Records from a data collection:
Segment Open

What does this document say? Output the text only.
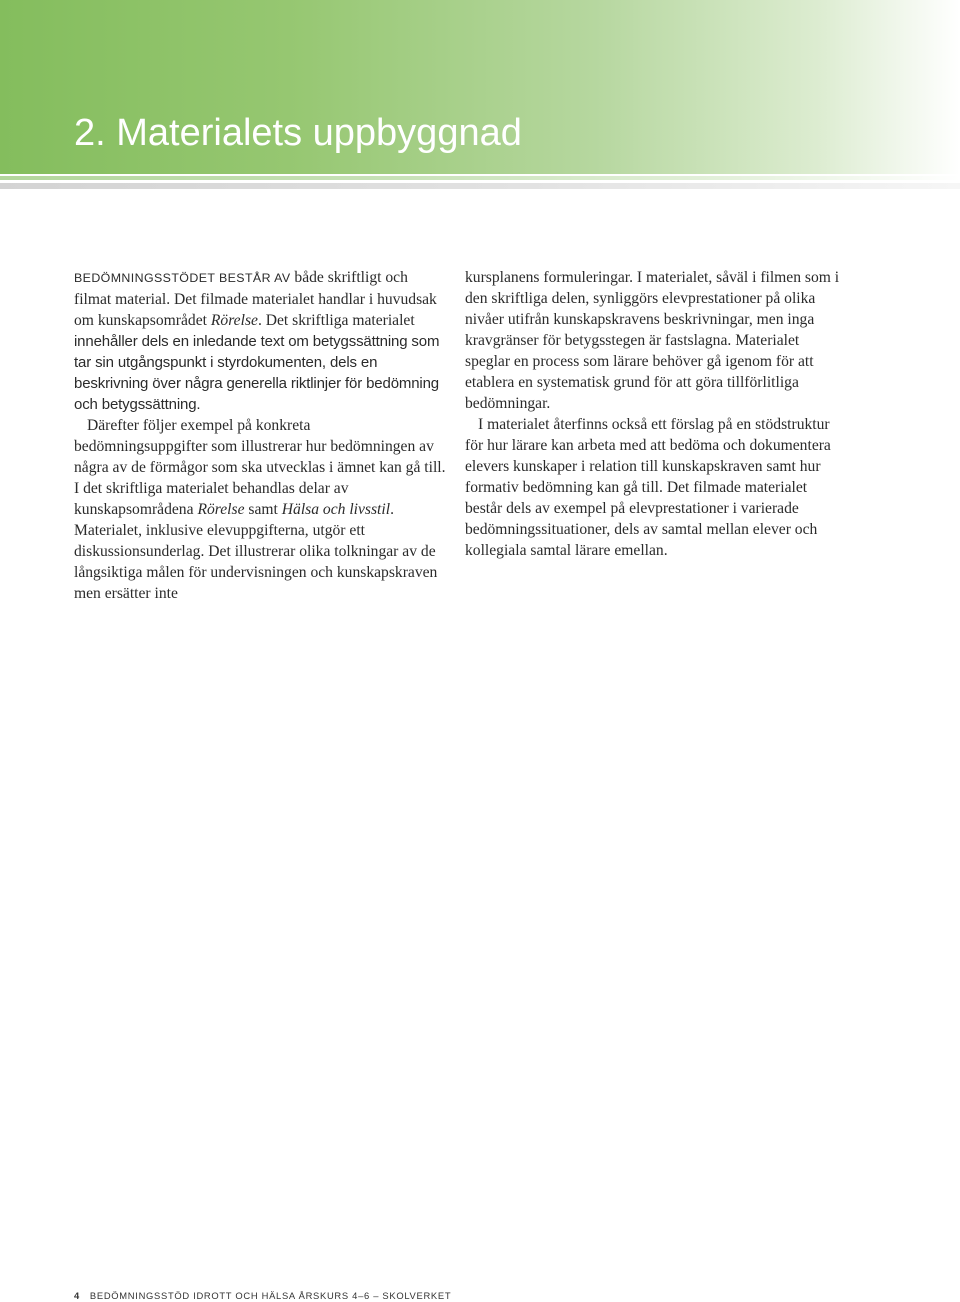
2. Materialets uppbyggnad

BEDÖMNINGSSTÖDET BESTÅR AV både skriftligt och filmat material. Det filmade materialet handlar i huvudsak om kunskapsområdet Rörelse. Det skriftliga materialet innehåller dels en inledande text om betygssättning som tar sin utgångspunkt i styrdokumenten, dels en beskrivning över några generella riktlinjer för bedömning och betygssättning.

Därefter följer exempel på konkreta bedömningsuppgifter som illustrerar hur bedömningen av några av de förmågor som ska utvecklas i ämnet kan gå till. I det skriftliga materialet behandlas delar av kunskapsområdena Rörelse samt Hälsa och livsstil. Materialet, inklusive elevuppgifterna, utgör ett diskussionsunderlag. Det illustrerar olika tolkningar av de långsiktiga målen för undervisningen och kunskapskraven men ersätter inte

kursplanens formuleringar. I materialet, såväl i filmen som i den skriftliga delen, synliggörs elevprestationer på olika nivåer utifrån kunskapskravens beskrivningar, men inga kravgränser för betygsstegen är fastslagna. Materialet speglar en process som lärare behöver gå igenom för att etablera en systematisk grund för att göra tillförlitliga bedömningar.

I materialet återfinns också ett förslag på en stödstruktur för hur lärare kan arbeta med att bedöma och dokumentera elevers kunskaper i relation till kunskapskraven samt hur formativ bedömning kan gå till. Det filmade materialet består dels av exempel på elevprestationer i varierade bedömningssituationer, dels av samtal mellan elever och kollegiala samtal lärare emellan.

4 BEDÖMNINGSSTÖD IDROTT OCH HÄLSA ÅRSKURS 4–6 – SKOLVERKET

Segment Closed

Print all of the records shown above exactly, leaving out each picture.

● **Worked solution**
What does this document say? Output the text only.
2. Materialets uppbyggnad

BEDÖMNINGSSTÖDET BESTÅR AV både skriftligt och filmat material. Det filmade materialet handlar i huvudsak om kunskapsområdet Rörelse. Det skriftliga materialet innehåller dels en inledande text om betygssättning som tar sin utgångspunkt i styrdokumenten, dels en beskrivning över några generella riktlinjer för bedömning och betygssättning.

Därefter följer exempel på konkreta bedömningsuppgifter som illustrerar hur bedömningen av några av de förmågor som ska utvecklas i ämnet kan gå till. I det skriftliga materialet behandlas delar av kunskapsområdena Rörelse samt Hälsa och livsstil. Materialet, inklusive elevuppgifterna, utgör ett diskussionsunderlag. Det illustrerar olika tolkningar av de långsiktiga målen för undervisningen och kunskapskraven men ersätter inte

kursplanens formuleringar. I materialet, såväl i filmen som i den skriftliga delen, synliggörs elevprestationer på olika nivåer utifrån kunskapskravens beskrivningar, men inga kravgränser för betygsstegen är fastslagna. Materialet speglar en process som lärare behöver gå igenom för att etablera en systematisk grund för att göra tillförlitliga bedömningar.

I materialet återfinns också ett förslag på en stödstruktur för hur lärare kan arbeta med att bedöma och dokumentera elevers kunskaper i relation till kunskapskraven samt hur formativ bedömning kan gå till. Det filmade materialet består dels av exempel på elevprestationer i varierade bedömningssituationer, dels av samtal mellan elever och kollegiala samtal lärare emellan.

4 BEDÖMNINGSSTÖD IDROTT OCH HÄLSA ÅRSKURS 4–6 – SKOLVERKET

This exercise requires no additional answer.